__GOAL OF THE EXERCISE__
Check the listing below for lines that hold "source". How many are there? Please give only the number.

__Collected data__
* * * * * * * * *
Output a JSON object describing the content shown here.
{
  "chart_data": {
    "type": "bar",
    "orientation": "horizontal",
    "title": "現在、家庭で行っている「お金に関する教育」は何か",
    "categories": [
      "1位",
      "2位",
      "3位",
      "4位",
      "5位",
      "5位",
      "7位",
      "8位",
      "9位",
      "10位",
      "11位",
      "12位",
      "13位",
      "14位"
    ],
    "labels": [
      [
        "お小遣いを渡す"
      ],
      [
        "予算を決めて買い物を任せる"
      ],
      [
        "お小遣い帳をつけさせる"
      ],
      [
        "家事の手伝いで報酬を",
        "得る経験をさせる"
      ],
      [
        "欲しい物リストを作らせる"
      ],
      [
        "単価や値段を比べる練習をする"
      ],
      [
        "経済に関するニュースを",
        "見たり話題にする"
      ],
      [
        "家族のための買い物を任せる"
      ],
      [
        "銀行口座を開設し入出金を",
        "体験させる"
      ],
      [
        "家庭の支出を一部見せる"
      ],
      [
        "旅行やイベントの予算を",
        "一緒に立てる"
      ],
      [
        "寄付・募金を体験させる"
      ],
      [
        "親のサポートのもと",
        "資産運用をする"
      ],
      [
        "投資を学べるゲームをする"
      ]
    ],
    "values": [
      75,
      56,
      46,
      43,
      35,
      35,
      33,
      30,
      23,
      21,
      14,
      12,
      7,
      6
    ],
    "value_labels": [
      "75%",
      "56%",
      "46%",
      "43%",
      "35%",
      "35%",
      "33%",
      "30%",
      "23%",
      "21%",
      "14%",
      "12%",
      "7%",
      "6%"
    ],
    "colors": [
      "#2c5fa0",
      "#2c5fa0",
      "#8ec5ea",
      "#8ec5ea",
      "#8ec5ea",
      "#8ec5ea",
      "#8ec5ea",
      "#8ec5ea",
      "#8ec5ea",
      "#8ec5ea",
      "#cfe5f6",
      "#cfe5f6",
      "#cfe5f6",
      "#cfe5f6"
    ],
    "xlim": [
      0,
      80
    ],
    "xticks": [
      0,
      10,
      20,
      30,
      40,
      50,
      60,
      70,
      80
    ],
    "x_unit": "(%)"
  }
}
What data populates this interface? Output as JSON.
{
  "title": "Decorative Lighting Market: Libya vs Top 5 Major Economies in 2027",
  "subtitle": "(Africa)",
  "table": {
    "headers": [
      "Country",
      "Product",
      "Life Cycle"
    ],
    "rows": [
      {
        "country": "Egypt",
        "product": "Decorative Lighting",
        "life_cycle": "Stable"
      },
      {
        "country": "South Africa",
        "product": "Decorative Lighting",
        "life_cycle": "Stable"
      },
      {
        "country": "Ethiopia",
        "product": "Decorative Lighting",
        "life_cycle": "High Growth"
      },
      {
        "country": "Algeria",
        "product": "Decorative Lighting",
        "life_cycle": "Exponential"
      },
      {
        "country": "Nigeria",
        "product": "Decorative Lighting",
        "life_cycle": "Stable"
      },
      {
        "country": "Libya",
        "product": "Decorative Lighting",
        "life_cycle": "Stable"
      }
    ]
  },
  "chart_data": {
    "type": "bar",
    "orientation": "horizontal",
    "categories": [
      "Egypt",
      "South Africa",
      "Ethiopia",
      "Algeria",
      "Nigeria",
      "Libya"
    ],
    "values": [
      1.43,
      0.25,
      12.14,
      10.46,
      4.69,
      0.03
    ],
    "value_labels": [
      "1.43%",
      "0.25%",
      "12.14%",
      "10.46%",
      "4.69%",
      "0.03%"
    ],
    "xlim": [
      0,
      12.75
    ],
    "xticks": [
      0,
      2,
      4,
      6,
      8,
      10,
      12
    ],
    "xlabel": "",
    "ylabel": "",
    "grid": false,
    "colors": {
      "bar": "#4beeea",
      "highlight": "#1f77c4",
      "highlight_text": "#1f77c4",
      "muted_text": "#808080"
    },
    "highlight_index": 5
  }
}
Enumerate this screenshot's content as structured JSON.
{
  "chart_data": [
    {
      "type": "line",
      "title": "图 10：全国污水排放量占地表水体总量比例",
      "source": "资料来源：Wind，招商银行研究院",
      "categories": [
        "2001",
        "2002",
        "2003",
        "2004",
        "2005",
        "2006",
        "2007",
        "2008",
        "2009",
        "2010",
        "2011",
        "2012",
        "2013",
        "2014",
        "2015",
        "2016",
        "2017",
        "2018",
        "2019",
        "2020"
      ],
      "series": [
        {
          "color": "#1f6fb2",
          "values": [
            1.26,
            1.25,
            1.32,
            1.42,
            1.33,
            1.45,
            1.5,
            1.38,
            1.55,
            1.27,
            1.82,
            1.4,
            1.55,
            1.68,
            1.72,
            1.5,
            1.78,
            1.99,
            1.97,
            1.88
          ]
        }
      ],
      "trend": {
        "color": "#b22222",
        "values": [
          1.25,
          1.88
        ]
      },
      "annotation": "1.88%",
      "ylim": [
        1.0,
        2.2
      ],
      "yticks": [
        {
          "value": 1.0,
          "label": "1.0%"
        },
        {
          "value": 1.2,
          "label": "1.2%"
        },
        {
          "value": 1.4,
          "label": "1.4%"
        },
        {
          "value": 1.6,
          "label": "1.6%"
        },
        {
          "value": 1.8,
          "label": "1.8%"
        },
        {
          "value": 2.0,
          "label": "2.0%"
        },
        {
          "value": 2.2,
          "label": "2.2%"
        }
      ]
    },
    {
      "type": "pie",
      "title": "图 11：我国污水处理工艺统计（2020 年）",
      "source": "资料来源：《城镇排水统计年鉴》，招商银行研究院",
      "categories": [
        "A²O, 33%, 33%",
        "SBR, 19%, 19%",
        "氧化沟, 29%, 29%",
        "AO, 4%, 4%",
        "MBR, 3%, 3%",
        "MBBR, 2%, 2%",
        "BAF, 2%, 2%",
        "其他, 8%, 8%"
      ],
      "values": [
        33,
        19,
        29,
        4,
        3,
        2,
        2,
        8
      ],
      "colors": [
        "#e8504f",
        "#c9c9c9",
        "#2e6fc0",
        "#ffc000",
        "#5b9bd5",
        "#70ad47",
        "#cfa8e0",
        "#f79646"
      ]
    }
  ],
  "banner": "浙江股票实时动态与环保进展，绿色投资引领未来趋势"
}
* * * * * * * * *
__FULL ANSWER__
2